## STATED EXERCISE
Pull every line containing "ylabel" out of the material below.

-- Begin RECORDS --

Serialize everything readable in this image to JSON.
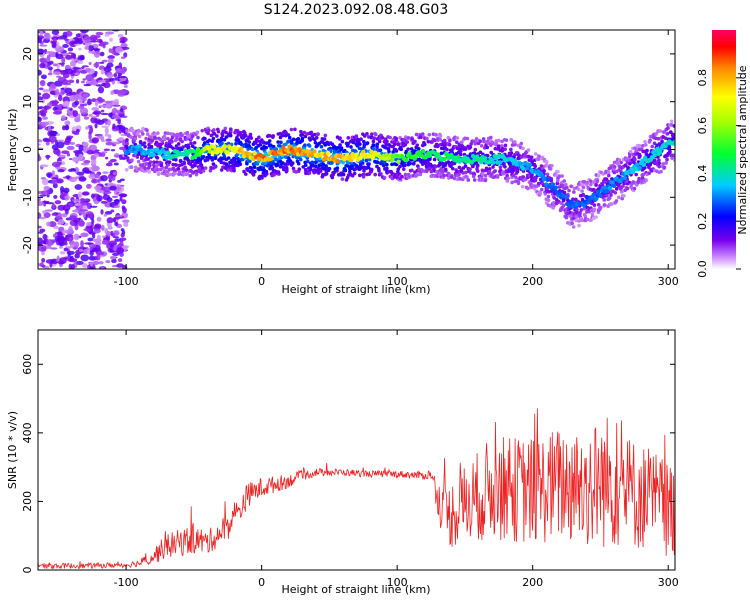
{
  "title": "S124.2023.092.08.48.G03",
  "chart_data": [
    {
      "type": "heatmap",
      "name": "spectrogram",
      "xlabel": "Height of straight line (km)",
      "ylabel": "Frequency (Hz)",
      "xlim": [
        -165,
        305
      ],
      "ylim": [
        -25,
        25
      ],
      "xticks": [
        -100,
        0,
        100,
        200,
        300
      ],
      "yticks": [
        -20,
        -10,
        0,
        10,
        20
      ],
      "xtick_labels": [
        "-100",
        "0",
        "100",
        "200",
        "300"
      ],
      "ytick_labels": [
        "-20",
        "-10",
        "0",
        "10",
        "20"
      ],
      "colorbar": {
        "label": "Normalized spectral amplitude",
        "range": [
          0,
          1
        ],
        "ticks": [
          0.0,
          0.2,
          0.4,
          0.6,
          0.8
        ],
        "tick_labels": [
          "0.0",
          "0.2",
          "0.4",
          "0.6",
          "0.8"
        ]
      },
      "noise_region_x": [
        -165,
        -100
      ],
      "ridge": {
        "x": [
          -105,
          -90,
          -70,
          -50,
          -40,
          -20,
          0,
          20,
          40,
          60,
          80,
          100,
          120,
          150,
          180,
          200,
          215,
          230,
          245,
          265,
          285,
          305
        ],
        "freq": [
          0,
          0,
          -1,
          -1,
          0,
          0,
          -2,
          0,
          -1,
          -2,
          -1,
          -2,
          -1,
          -2,
          -2,
          -4,
          -8,
          -12,
          -10,
          -6,
          -2,
          2
        ],
        "amplitude": [
          0.3,
          0.35,
          0.4,
          0.5,
          0.7,
          0.8,
          0.9,
          0.9,
          0.85,
          0.85,
          0.8,
          0.6,
          0.5,
          0.45,
          0.4,
          0.35,
          0.3,
          0.3,
          0.3,
          0.35,
          0.4,
          0.4
        ]
      }
    },
    {
      "type": "line",
      "name": "snr",
      "xlabel": "Height of straight line (km)",
      "ylabel": "SNR (10 * v/v)",
      "xlim": [
        -165,
        305
      ],
      "ylim": [
        0,
        700
      ],
      "xticks": [
        -100,
        0,
        100,
        200,
        300
      ],
      "yticks": [
        0,
        200,
        400,
        600
      ],
      "xtick_labels": [
        "-100",
        "0",
        "100",
        "200",
        "300"
      ],
      "ytick_labels": [
        "0",
        "200",
        "400",
        "600"
      ],
      "color": "#ee2222",
      "series": [
        {
          "name": "SNR",
          "x": [
            -165,
            -130,
            -100,
            -90,
            -80,
            -70,
            -60,
            -50,
            -40,
            -30,
            -20,
            -10,
            0,
            10,
            20,
            30,
            40,
            60,
            80,
            100,
            120,
            125,
            135,
            150,
            170,
            200,
            220,
            240,
            255,
            270,
            290,
            305
          ],
          "y": [
            12,
            12,
            15,
            20,
            40,
            70,
            80,
            90,
            80,
            110,
            150,
            220,
            240,
            250,
            260,
            275,
            285,
            285,
            280,
            280,
            275,
            280,
            150,
            190,
            240,
            230,
            250,
            240,
            260,
            230,
            200,
            170
          ],
          "spread": [
            8,
            8,
            8,
            10,
            25,
            35,
            40,
            45,
            35,
            40,
            45,
            35,
            30,
            25,
            20,
            15,
            12,
            10,
            10,
            10,
            12,
            15,
            90,
            120,
            150,
            160,
            170,
            180,
            200,
            170,
            150,
            140
          ]
        }
      ]
    }
  ]
}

-- End RECORDS --

## FINAL RESULT
      "ylabel": "Frequency (Hz)",
      "ylabel": "SNR (10 * v/v)",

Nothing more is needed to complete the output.